(Exercise instructions)
The listing below must be repeated word for word, with its images excluded.

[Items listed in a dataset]

--- BEGIN ---

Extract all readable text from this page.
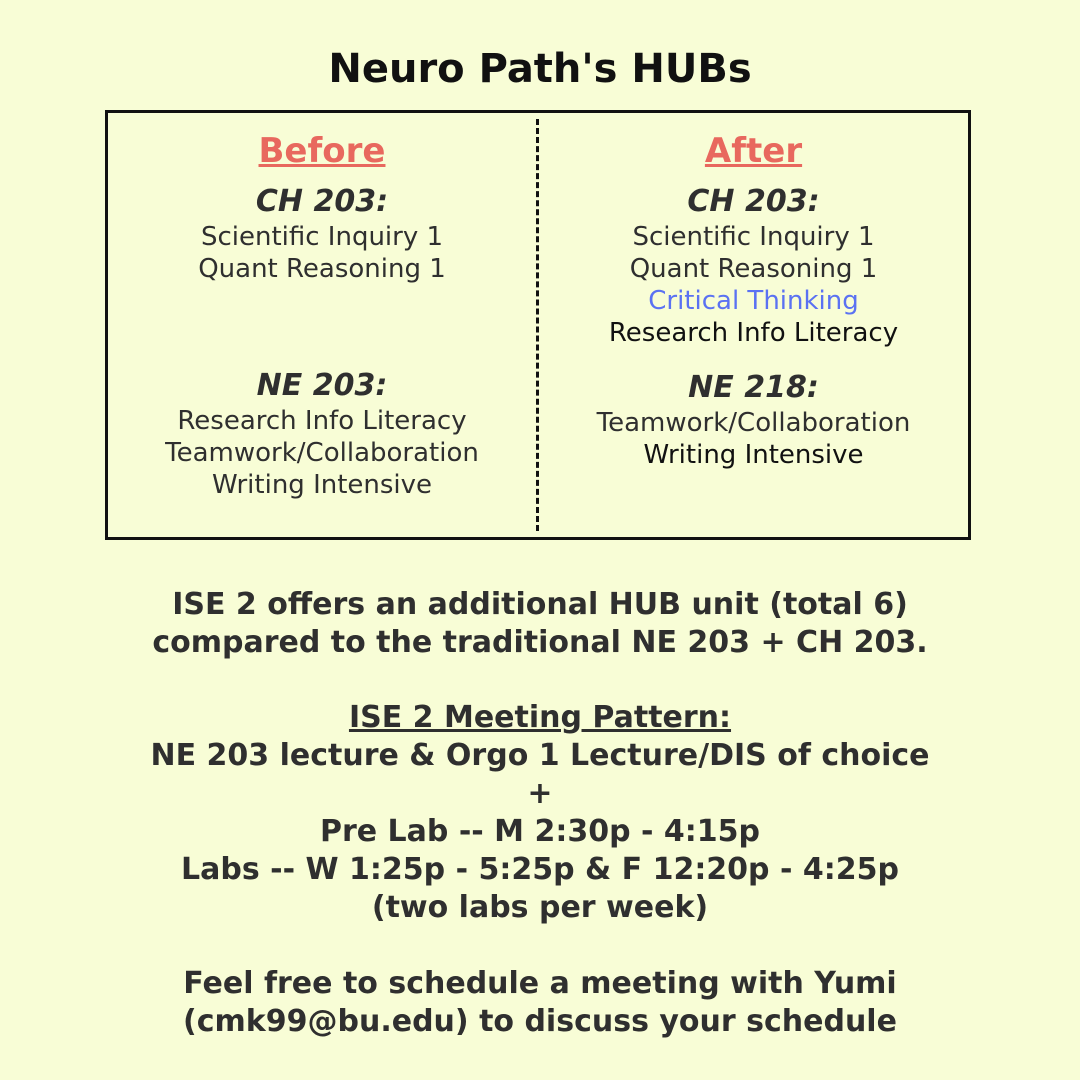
Neuro Path's HUBs
Before
CH 203:
Scientific Inquiry 1
Quant Reasoning 1
NE 203:
Research Info Literacy
Teamwork/Collaboration
Writing Intensive
After
CH 203:
Scientific Inquiry 1
Quant Reasoning 1
Critical Thinking
Research Info Literacy
NE 218:
Teamwork/Collaboration
Writing Intensive
ISE 2 offers an additional HUB unit (total 6)
compared to the traditional NE 203 + CH 203.
ISE 2 Meeting Pattern:
NE 203 lecture & Orgo 1 Lecture/DIS of choice
+
Pre Lab -- M 2:30p - 4:15p
Labs -- W 1:25p - 5:25p & F 12:20p - 4:25p
(two labs per week)
Feel free to schedule a meeting with Yumi
(cmk99@bu.edu) to discuss your schedule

--- END ---

(Task solution)
Extract all readable text from this page.
Neuro Path's HUBs
Before
CH 203:
Scientific Inquiry 1
Quant Reasoning 1
NE 203:
Research Info Literacy
Teamwork/Collaboration
Writing Intensive
After
CH 203:
Scientific Inquiry 1
Quant Reasoning 1
Critical Thinking
Research Info Literacy
NE 218:
Teamwork/Collaboration
Writing Intensive
ISE 2 offers an additional HUB unit (total 6)
compared to the traditional NE 203 + CH 203.
ISE 2 Meeting Pattern:
NE 203 lecture & Orgo 1 Lecture/DIS of choice
+
Pre Lab -- M 2:30p - 4:15p
Labs -- W 1:25p - 5:25p & F 12:20p - 4:25p
(two labs per week)
Feel free to schedule a meeting with Yumi
(cmk99@bu.edu) to discuss your schedule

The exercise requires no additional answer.